* Start Input rows *
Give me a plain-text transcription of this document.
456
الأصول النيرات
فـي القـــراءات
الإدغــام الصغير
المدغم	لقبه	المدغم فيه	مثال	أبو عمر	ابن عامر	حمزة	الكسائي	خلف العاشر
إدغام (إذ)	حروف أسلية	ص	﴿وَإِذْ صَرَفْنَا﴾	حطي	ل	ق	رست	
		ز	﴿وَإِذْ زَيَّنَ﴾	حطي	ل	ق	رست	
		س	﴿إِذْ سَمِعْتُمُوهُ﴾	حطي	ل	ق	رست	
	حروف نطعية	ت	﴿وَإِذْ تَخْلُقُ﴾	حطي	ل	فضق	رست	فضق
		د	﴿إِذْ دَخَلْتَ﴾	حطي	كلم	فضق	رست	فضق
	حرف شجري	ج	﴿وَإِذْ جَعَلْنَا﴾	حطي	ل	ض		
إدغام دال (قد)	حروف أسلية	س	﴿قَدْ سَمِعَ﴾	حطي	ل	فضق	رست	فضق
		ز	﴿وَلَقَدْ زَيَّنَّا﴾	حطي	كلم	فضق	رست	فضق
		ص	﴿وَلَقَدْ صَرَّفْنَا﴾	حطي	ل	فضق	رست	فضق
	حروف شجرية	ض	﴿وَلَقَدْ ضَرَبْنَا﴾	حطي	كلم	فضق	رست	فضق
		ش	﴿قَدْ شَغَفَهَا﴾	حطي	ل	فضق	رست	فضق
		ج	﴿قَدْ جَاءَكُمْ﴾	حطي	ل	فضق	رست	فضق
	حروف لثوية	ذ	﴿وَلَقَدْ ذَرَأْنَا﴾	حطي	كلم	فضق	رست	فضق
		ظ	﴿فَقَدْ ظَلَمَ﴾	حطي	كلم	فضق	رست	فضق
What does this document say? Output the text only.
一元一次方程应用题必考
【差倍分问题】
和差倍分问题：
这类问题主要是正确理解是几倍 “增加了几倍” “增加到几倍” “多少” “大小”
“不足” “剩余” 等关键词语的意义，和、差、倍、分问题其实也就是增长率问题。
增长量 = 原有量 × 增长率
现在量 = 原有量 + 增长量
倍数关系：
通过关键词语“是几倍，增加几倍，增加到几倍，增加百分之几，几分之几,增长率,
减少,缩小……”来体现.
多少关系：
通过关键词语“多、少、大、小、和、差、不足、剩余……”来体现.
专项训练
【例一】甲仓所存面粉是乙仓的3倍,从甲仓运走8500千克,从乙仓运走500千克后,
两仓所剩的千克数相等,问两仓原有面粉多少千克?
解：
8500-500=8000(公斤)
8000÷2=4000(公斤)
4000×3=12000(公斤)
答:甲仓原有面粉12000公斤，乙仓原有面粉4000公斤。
* End Input rows *
» Aim
Lines from the records above that hold "增加到几倍" are the ones to list.

» Solution to the problem
这类问题主要是正确理解是几倍 “增加了几倍” “增加到几倍” “多少” “大小”
通过关键词语“是几倍，增加几倍，增加到几倍，增加百分之几，几分之几,增长率,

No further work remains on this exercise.